----- LISTED ENTRIES -----

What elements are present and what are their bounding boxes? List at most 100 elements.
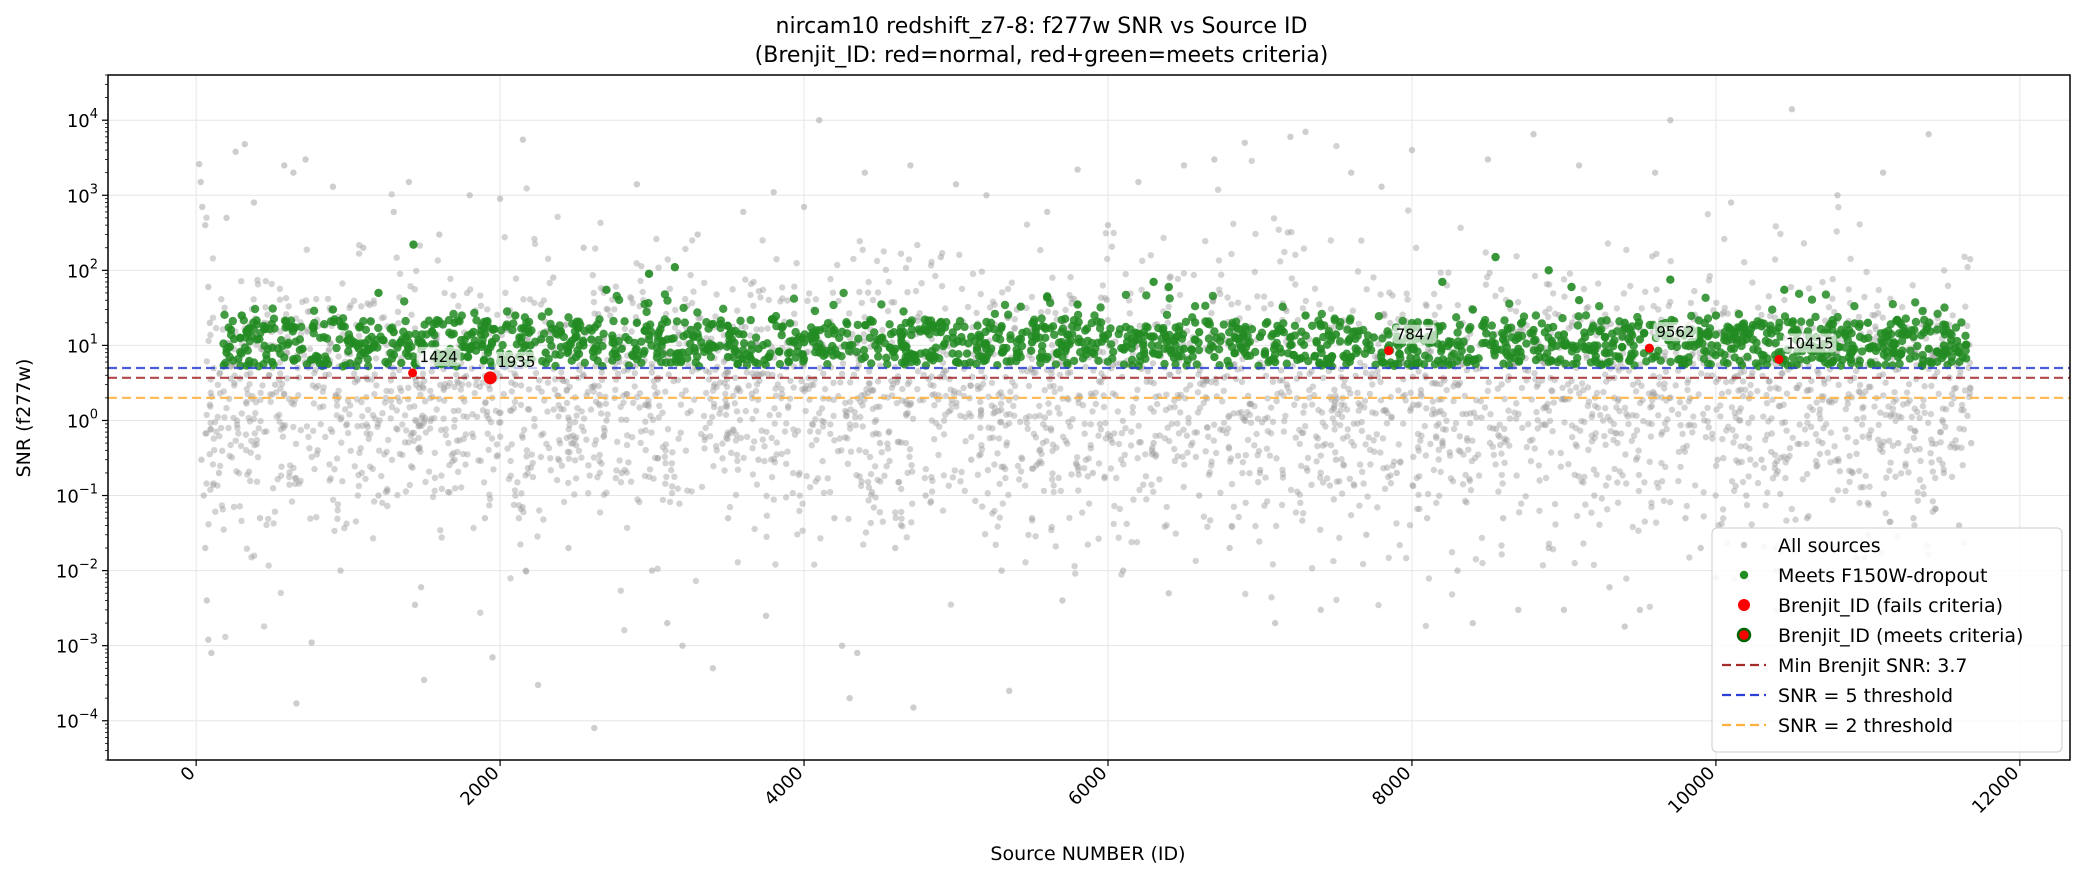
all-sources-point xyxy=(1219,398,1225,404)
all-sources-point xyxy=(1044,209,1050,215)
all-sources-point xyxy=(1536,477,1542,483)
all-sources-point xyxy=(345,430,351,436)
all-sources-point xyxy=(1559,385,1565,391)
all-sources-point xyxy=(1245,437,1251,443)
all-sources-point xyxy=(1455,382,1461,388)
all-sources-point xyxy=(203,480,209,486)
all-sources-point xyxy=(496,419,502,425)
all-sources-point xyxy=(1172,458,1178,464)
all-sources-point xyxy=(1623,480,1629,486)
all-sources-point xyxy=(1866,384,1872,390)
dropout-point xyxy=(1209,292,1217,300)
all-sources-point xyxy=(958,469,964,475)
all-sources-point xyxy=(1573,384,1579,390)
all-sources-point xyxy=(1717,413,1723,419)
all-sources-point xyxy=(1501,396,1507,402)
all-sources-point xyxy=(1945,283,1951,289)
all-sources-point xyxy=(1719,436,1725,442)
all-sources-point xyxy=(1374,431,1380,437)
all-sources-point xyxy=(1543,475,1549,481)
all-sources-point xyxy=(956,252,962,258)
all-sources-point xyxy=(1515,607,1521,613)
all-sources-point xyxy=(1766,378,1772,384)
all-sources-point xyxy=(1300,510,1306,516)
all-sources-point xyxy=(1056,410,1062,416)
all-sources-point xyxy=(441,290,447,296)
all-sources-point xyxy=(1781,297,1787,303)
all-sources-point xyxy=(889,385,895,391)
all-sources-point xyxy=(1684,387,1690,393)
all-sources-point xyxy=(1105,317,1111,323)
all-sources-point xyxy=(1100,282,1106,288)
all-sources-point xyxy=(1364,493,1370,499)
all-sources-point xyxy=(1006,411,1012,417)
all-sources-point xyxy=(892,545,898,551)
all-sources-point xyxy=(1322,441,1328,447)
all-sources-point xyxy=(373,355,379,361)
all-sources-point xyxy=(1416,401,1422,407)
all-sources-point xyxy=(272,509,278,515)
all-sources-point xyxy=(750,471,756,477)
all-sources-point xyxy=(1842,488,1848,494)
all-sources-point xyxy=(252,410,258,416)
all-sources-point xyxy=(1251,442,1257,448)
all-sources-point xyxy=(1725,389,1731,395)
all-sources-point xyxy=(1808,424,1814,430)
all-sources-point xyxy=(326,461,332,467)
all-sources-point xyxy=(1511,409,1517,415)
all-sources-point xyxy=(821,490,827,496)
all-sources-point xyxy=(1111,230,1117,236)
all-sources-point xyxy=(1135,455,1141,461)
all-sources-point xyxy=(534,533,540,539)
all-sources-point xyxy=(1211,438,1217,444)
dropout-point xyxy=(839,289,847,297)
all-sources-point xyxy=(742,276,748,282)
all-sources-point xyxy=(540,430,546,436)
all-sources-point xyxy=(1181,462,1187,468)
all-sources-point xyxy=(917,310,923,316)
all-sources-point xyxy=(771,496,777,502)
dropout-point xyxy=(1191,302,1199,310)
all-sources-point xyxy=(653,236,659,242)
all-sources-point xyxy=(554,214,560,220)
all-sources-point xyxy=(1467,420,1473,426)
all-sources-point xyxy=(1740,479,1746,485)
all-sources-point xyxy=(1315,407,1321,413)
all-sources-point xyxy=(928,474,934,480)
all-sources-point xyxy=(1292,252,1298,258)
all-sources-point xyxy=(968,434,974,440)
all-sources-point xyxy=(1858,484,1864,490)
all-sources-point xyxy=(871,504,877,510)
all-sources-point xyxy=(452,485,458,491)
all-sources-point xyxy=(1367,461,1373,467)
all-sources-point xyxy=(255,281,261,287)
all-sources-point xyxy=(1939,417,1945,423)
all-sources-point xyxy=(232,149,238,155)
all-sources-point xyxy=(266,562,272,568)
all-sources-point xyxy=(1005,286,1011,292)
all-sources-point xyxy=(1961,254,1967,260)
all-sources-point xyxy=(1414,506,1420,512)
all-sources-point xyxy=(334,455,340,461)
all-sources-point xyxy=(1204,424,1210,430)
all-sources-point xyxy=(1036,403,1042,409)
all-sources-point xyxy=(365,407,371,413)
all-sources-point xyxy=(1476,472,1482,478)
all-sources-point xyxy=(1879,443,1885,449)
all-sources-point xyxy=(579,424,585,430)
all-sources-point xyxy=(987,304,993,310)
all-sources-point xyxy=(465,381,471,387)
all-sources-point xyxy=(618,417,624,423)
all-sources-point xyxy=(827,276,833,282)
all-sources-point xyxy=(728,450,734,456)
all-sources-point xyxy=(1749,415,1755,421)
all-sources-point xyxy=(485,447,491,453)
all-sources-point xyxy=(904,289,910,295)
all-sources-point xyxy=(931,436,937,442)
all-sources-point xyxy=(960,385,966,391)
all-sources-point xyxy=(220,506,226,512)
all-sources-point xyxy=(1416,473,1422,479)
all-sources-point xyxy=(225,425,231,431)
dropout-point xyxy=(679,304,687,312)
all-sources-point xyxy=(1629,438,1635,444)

-----
----- LISTED ENTRIES -----

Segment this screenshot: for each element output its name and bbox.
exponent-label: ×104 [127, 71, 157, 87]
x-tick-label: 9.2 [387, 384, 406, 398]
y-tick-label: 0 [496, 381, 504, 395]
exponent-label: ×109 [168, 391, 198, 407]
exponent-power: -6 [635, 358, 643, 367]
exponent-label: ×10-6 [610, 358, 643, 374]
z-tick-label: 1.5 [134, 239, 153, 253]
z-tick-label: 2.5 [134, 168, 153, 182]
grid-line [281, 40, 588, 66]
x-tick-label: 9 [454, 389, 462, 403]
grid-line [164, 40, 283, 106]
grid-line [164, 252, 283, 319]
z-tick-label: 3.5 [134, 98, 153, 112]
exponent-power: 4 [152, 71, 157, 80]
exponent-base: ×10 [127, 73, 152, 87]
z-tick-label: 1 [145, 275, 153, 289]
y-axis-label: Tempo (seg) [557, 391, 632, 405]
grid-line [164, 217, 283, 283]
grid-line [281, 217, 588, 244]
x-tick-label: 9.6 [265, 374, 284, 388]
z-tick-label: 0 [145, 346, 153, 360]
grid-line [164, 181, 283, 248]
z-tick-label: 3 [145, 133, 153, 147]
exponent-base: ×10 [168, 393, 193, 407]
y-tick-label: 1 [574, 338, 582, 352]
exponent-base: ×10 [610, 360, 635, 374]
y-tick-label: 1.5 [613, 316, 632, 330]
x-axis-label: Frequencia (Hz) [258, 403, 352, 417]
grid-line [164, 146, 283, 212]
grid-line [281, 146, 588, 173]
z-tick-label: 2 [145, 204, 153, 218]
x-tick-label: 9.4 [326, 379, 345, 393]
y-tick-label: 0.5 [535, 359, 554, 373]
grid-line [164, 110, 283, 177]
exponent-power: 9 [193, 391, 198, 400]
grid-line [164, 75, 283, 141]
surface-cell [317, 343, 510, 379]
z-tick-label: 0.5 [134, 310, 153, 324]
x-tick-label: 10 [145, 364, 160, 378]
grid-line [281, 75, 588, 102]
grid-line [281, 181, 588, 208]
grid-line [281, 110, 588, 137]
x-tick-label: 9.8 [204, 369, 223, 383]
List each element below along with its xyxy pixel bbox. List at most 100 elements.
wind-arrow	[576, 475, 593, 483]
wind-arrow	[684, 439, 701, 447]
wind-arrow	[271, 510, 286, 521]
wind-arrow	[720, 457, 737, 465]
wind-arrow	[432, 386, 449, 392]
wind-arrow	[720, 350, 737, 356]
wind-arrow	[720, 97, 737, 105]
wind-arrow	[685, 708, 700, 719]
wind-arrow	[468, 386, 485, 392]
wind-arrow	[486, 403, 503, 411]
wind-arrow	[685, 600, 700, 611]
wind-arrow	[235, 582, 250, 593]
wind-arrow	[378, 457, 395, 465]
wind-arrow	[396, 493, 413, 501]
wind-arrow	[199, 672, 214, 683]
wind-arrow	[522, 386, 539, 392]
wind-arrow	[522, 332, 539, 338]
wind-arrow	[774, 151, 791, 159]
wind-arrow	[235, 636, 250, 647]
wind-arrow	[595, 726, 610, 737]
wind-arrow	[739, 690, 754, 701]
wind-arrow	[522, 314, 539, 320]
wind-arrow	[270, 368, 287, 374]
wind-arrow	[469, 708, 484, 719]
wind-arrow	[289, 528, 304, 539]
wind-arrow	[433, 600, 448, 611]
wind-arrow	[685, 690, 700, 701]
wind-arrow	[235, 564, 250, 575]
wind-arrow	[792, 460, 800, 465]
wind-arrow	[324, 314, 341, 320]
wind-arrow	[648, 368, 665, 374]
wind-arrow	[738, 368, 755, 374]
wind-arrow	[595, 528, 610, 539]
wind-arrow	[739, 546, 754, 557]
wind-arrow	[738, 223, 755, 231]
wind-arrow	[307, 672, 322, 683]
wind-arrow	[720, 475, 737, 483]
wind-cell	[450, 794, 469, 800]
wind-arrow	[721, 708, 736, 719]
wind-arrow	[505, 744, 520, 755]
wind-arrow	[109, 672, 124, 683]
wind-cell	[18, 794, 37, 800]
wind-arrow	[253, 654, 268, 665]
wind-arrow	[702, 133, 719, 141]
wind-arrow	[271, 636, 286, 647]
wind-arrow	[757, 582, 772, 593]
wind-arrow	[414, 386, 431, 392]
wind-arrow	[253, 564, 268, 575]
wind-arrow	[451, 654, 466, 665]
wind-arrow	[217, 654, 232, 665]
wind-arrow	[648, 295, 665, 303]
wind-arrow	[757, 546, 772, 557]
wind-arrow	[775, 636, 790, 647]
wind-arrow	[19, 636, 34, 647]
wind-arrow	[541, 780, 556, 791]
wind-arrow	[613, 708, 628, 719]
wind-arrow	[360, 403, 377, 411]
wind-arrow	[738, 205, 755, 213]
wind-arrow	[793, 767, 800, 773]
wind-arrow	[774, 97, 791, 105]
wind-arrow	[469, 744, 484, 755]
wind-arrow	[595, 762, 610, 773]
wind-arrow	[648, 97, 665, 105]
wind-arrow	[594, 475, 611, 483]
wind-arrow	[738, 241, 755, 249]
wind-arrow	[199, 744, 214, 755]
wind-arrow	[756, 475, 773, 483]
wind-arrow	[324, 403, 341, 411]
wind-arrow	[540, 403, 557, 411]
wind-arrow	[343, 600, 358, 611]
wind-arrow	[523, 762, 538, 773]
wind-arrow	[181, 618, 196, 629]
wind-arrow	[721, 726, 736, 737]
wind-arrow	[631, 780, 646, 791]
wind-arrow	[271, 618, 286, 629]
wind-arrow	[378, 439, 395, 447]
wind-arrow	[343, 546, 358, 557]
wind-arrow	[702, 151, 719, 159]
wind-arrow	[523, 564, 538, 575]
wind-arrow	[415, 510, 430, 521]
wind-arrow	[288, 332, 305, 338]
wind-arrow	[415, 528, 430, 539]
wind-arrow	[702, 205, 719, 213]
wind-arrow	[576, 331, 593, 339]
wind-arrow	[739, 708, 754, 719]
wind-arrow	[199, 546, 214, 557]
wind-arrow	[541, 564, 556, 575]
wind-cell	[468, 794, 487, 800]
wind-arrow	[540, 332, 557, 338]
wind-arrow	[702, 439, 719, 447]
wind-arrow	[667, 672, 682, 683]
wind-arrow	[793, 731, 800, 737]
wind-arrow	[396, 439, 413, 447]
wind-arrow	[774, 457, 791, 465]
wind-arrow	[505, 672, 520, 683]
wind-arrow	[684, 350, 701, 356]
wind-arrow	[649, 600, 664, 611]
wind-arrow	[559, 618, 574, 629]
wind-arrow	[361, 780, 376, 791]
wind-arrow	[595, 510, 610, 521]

-----
----- LISTED ENTRIES -----

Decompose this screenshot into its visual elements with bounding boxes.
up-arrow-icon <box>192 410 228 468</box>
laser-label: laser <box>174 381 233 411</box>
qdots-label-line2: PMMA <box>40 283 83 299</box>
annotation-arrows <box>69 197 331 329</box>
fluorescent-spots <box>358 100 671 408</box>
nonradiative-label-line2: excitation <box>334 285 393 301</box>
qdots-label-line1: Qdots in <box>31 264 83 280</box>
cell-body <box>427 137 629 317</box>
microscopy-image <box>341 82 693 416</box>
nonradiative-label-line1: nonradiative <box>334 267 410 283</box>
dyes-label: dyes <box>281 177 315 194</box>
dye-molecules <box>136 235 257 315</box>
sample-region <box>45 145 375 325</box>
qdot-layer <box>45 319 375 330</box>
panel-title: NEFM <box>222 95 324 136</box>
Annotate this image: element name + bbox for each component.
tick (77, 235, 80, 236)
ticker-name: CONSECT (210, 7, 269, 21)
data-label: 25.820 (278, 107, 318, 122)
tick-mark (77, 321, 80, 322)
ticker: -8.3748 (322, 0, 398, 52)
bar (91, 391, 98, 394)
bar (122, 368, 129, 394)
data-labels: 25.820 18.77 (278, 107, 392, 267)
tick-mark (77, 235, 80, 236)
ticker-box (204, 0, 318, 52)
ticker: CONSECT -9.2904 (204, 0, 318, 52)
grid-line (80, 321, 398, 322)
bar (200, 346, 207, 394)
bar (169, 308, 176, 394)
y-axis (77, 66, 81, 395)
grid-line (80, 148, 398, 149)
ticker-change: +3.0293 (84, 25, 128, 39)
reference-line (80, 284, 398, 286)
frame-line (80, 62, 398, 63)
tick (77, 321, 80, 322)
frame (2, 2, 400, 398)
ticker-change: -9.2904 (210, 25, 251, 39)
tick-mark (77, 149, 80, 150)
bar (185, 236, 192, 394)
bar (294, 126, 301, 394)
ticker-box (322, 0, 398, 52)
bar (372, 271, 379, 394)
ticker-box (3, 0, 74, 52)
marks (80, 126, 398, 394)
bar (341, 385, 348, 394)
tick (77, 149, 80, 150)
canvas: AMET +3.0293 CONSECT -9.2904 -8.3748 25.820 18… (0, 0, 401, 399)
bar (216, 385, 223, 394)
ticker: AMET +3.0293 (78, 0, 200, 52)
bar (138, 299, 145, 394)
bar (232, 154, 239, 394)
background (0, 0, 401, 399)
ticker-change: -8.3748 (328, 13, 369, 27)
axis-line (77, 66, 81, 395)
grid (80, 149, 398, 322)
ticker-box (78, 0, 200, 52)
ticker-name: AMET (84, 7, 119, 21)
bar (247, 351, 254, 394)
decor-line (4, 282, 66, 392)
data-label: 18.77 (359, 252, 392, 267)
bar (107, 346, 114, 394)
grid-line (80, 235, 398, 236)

-----

TASK OBJECTIVE = Quote the entries from the line with "all-sources-point xyxy=(1219,398,1225,404)" to the line with "all-sources-point xyxy=(534,533,540,539)", both included, exactly as they appear.

SOLUTION FOR THIS EXERCISE =
all-sources-point xyxy=(1219,398,1225,404)
all-sources-point xyxy=(1044,209,1050,215)
all-sources-point xyxy=(1536,477,1542,483)
all-sources-point xyxy=(345,430,351,436)
all-sources-point xyxy=(1559,385,1565,391)
all-sources-point xyxy=(1245,437,1251,443)
all-sources-point xyxy=(1455,382,1461,388)
all-sources-point xyxy=(203,480,209,486)
all-sources-point xyxy=(496,419,502,425)
all-sources-point xyxy=(1172,458,1178,464)
all-sources-point xyxy=(1623,480,1629,486)
all-sources-point xyxy=(1866,384,1872,390)
dropout-point xyxy=(1209,292,1217,300)
all-sources-point xyxy=(958,469,964,475)
all-sources-point xyxy=(1573,384,1579,390)
all-sources-point xyxy=(1717,413,1723,419)
all-sources-point xyxy=(1501,396,1507,402)
all-sources-point xyxy=(1945,283,1951,289)
all-sources-point xyxy=(1719,436,1725,442)
all-sources-point xyxy=(1374,431,1380,437)
all-sources-point xyxy=(1543,475,1549,481)
all-sources-point xyxy=(956,252,962,258)
all-sources-point xyxy=(1515,607,1521,613)
all-sources-point xyxy=(1766,378,1772,384)
all-sources-point xyxy=(1300,510,1306,516)
all-sources-point xyxy=(1056,410,1062,416)
all-sources-point xyxy=(441,290,447,296)
all-sources-point xyxy=(1781,297,1787,303)
all-sources-point xyxy=(889,385,895,391)
all-sources-point xyxy=(1684,387,1690,393)
all-sources-point xyxy=(1105,317,1111,323)
all-sources-point xyxy=(1100,282,1106,288)
all-sources-point xyxy=(1364,493,1370,499)
all-sources-point xyxy=(1006,411,1012,417)
all-sources-point xyxy=(892,545,898,551)
all-sources-point xyxy=(1322,441,1328,447)
all-sources-point xyxy=(373,355,379,361)
all-sources-point xyxy=(1416,401,1422,407)
all-sources-point xyxy=(272,509,278,515)
all-sources-point xyxy=(750,471,756,477)
all-sources-point xyxy=(1842,488,1848,494)
all-sources-point xyxy=(252,410,258,416)
all-sources-point xyxy=(1251,442,1257,448)
all-sources-point xyxy=(1725,389,1731,395)
all-sources-point xyxy=(1808,424,1814,430)
all-sources-point xyxy=(326,461,332,467)
all-sources-point xyxy=(1511,409,1517,415)
all-sources-point xyxy=(821,490,827,496)
all-sources-point xyxy=(1111,230,1117,236)
all-sources-point xyxy=(1135,455,1141,461)
all-sources-point xyxy=(534,533,540,539)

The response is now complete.